Starting at the line with "What data populates" in it, reproduce each line below through the last one, exactly, and include nothing else.

DATASET EXTRACT:
########

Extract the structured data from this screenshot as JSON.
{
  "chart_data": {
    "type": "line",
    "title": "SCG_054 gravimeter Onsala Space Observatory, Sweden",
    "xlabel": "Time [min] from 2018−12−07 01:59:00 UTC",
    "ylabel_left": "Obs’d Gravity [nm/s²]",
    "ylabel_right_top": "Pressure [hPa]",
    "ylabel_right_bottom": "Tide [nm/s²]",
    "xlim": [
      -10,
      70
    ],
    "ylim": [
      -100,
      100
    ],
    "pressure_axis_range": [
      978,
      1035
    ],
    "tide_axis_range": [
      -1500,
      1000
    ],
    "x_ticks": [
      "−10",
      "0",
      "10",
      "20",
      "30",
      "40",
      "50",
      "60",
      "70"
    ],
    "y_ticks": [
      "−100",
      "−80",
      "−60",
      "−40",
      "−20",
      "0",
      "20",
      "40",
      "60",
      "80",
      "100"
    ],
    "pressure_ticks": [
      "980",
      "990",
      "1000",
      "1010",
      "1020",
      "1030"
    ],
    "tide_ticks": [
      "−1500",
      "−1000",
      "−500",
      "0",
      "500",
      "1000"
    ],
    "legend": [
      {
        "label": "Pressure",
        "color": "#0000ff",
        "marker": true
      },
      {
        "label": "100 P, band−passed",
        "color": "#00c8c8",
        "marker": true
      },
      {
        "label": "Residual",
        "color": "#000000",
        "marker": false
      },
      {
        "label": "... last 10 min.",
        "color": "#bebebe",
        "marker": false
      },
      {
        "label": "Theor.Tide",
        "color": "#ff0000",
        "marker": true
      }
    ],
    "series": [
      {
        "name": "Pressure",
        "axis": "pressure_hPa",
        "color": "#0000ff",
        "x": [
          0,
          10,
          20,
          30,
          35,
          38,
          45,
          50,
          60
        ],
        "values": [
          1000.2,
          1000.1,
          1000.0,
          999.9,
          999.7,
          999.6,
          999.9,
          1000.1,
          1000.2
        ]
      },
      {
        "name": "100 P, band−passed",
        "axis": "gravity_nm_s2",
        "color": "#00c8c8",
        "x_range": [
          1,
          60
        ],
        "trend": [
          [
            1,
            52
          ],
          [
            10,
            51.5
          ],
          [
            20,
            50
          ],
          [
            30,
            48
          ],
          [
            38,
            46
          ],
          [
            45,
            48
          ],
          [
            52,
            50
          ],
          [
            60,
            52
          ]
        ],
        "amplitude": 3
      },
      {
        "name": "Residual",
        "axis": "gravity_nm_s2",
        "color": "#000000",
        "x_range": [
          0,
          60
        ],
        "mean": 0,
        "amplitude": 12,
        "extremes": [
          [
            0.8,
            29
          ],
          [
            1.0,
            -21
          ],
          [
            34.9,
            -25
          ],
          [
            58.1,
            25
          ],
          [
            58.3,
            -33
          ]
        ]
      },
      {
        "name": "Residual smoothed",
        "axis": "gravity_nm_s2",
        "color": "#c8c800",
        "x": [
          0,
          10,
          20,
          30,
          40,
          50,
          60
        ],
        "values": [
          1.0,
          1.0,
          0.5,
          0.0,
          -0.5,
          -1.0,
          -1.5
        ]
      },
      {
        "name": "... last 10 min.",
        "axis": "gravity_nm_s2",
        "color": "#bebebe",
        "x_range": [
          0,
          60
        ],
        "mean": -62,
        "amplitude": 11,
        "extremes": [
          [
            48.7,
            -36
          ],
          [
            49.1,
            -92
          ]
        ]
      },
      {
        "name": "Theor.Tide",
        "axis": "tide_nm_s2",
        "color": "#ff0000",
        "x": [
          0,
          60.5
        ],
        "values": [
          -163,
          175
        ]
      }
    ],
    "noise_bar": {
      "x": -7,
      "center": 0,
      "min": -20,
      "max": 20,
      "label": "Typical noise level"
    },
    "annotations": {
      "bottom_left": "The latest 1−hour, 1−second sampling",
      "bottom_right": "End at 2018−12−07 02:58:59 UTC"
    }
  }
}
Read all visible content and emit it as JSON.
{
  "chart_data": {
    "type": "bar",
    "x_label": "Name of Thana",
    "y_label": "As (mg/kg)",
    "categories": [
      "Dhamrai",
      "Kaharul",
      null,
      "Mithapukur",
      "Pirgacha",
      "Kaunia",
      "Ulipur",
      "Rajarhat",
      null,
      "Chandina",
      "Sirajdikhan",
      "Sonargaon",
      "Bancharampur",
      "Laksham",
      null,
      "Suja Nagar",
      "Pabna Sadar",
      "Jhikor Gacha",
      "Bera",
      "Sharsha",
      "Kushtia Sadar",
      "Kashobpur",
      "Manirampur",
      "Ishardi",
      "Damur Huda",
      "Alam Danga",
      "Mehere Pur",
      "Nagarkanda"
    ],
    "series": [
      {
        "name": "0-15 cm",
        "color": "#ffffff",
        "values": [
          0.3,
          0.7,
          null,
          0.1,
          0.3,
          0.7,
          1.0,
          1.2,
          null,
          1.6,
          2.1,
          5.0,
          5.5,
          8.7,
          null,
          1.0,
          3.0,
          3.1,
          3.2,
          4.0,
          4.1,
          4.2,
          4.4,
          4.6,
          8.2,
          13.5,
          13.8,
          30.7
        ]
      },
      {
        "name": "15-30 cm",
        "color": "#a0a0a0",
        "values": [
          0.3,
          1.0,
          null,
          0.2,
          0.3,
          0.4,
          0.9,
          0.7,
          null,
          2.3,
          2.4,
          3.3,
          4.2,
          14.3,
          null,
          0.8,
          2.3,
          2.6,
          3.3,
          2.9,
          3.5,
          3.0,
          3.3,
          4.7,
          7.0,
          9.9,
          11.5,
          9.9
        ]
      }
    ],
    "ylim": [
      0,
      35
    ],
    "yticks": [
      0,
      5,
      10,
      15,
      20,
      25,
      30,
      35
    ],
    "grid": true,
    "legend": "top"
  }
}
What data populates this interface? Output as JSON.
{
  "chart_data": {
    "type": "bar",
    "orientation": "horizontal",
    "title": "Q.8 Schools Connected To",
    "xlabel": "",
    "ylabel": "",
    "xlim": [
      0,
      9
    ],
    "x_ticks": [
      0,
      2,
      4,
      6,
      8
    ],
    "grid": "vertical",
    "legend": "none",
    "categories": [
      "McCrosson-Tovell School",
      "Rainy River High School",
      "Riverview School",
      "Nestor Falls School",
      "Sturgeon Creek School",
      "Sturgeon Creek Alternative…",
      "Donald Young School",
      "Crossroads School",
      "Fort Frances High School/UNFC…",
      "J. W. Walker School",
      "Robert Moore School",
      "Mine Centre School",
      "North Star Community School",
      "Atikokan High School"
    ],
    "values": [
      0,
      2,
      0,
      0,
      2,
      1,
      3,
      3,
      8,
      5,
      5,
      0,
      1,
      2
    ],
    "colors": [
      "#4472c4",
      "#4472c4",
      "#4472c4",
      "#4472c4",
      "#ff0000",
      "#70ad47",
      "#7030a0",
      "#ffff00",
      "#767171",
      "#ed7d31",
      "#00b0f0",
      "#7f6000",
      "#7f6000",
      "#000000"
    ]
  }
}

########

EXERCISE RESULT:
What data populates this interface? Output as JSON.
{
  "chart_data": {
    "type": "bar",
    "orientation": "horizontal",
    "title": "Q.8 Schools Connected To",
    "xlabel": "",
    "ylabel": "",
    "xlim": [
      0,
      9
    ],
    "x_ticks": [
      0,
      2,
      4,
      6,
      8
    ],
    "grid": "vertical",
    "legend": "none",
    "categories": [
      "McCrosson-Tovell School",
      "Rainy River High School",
      "Riverview School",
      "Nestor Falls School",
      "Sturgeon Creek School",
      "Sturgeon Creek Alternative…",
      "Donald Young School",
      "Crossroads School",
      "Fort Frances High School/UNFC…",
      "J. W. Walker School",
      "Robert Moore School",
      "Mine Centre School",
      "North Star Community School",
      "Atikokan High School"
    ],
    "values": [
      0,
      2,
      0,
      0,
      2,
      1,
      3,
      3,
      8,
      5,
      5,
      0,
      1,
      2
    ],
    "colors": [
      "#4472c4",
      "#4472c4",
      "#4472c4",
      "#4472c4",
      "#ff0000",
      "#70ad47",
      "#7030a0",
      "#ffff00",
      "#767171",
      "#ed7d31",
      "#00b0f0",
      "#7f6000",
      "#7f6000",
      "#000000"
    ]
  }
}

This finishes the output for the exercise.